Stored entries

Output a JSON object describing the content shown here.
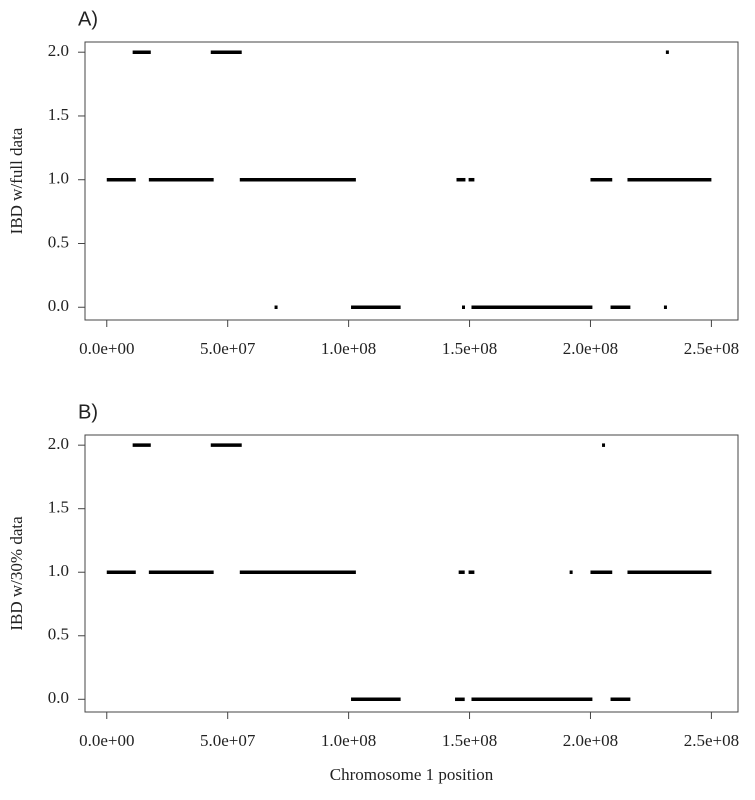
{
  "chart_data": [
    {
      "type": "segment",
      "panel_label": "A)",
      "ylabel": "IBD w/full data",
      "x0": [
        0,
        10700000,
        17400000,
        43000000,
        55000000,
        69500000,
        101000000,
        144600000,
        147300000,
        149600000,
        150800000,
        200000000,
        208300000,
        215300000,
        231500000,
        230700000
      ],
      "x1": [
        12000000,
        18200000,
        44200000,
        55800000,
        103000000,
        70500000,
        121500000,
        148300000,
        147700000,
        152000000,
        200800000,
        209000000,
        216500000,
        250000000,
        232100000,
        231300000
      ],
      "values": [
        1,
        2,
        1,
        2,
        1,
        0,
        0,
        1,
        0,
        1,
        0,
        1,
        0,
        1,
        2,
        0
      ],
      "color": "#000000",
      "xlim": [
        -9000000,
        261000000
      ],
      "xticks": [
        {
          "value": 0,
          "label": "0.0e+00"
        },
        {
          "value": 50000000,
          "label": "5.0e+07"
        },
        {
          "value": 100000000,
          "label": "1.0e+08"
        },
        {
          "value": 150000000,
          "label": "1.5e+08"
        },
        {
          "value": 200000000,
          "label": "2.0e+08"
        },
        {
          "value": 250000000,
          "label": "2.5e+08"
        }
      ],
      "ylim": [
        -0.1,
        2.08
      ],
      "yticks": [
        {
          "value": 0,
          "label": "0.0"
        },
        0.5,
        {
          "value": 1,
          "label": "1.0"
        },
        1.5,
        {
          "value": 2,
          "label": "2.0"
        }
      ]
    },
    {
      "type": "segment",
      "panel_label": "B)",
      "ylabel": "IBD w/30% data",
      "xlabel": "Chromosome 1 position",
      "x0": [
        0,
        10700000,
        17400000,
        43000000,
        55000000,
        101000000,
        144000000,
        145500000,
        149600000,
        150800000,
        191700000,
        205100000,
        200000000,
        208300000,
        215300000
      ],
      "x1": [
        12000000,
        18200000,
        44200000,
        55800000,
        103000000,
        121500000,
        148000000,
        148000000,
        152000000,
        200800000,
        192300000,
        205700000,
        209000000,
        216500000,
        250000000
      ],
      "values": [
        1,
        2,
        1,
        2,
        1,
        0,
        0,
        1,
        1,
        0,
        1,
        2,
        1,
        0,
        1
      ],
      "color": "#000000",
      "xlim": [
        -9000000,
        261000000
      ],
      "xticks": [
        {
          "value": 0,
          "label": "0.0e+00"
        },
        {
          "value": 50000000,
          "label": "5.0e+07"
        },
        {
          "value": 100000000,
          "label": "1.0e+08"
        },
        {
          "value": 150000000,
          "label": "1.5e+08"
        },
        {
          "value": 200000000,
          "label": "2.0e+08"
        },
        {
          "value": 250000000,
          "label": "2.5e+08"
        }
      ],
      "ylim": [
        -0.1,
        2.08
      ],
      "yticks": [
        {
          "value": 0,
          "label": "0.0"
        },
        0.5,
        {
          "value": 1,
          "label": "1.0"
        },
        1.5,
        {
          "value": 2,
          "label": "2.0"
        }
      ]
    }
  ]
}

*Directive:* Every line of text is to be repeated exactly; pictures are left out.

*Full solution:*
Output a JSON object describing the content shown here.
{
  "chart_data": [
    {
      "type": "segment",
      "panel_label": "A)",
      "ylabel": "IBD w/full data",
      "x0": [
        0,
        10700000,
        17400000,
        43000000,
        55000000,
        69500000,
        101000000,
        144600000,
        147300000,
        149600000,
        150800000,
        200000000,
        208300000,
        215300000,
        231500000,
        230700000
      ],
      "x1": [
        12000000,
        18200000,
        44200000,
        55800000,
        103000000,
        70500000,
        121500000,
        148300000,
        147700000,
        152000000,
        200800000,
        209000000,
        216500000,
        250000000,
        232100000,
        231300000
      ],
      "values": [
        1,
        2,
        1,
        2,
        1,
        0,
        0,
        1,
        0,
        1,
        0,
        1,
        0,
        1,
        2,
        0
      ],
      "color": "#000000",
      "xlim": [
        -9000000,
        261000000
      ],
      "xticks": [
        {
          "value": 0,
          "label": "0.0e+00"
        },
        {
          "value": 50000000,
          "label": "5.0e+07"
        },
        {
          "value": 100000000,
          "label": "1.0e+08"
        },
        {
          "value": 150000000,
          "label": "1.5e+08"
        },
        {
          "value": 200000000,
          "label": "2.0e+08"
        },
        {
          "value": 250000000,
          "label": "2.5e+08"
        }
      ],
      "ylim": [
        -0.1,
        2.08
      ],
      "yticks": [
        {
          "value": 0,
          "label": "0.0"
        },
        0.5,
        {
          "value": 1,
          "label": "1.0"
        },
        1.5,
        {
          "value": 2,
          "label": "2.0"
        }
      ]
    },
    {
      "type": "segment",
      "panel_label": "B)",
      "ylabel": "IBD w/30% data",
      "xlabel": "Chromosome 1 position",
      "x0": [
        0,
        10700000,
        17400000,
        43000000,
        55000000,
        101000000,
        144000000,
        145500000,
        149600000,
        150800000,
        191700000,
        205100000,
        200000000,
        208300000,
        215300000
      ],
      "x1": [
        12000000,
        18200000,
        44200000,
        55800000,
        103000000,
        121500000,
        148000000,
        148000000,
        152000000,
        200800000,
        192300000,
        205700000,
        209000000,
        216500000,
        250000000
      ],
      "values": [
        1,
        2,
        1,
        2,
        1,
        0,
        0,
        1,
        1,
        0,
        1,
        2,
        1,
        0,
        1
      ],
      "color": "#000000",
      "xlim": [
        -9000000,
        261000000
      ],
      "xticks": [
        {
          "value": 0,
          "label": "0.0e+00"
        },
        {
          "value": 50000000,
          "label": "5.0e+07"
        },
        {
          "value": 100000000,
          "label": "1.0e+08"
        },
        {
          "value": 150000000,
          "label": "1.5e+08"
        },
        {
          "value": 200000000,
          "label": "2.0e+08"
        },
        {
          "value": 250000000,
          "label": "2.5e+08"
        }
      ],
      "ylim": [
        -0.1,
        2.08
      ],
      "yticks": [
        {
          "value": 0,
          "label": "0.0"
        },
        0.5,
        {
          "value": 1,
          "label": "1.0"
        },
        1.5,
        {
          "value": 2,
          "label": "2.0"
        }
      ]
    }
  ]
}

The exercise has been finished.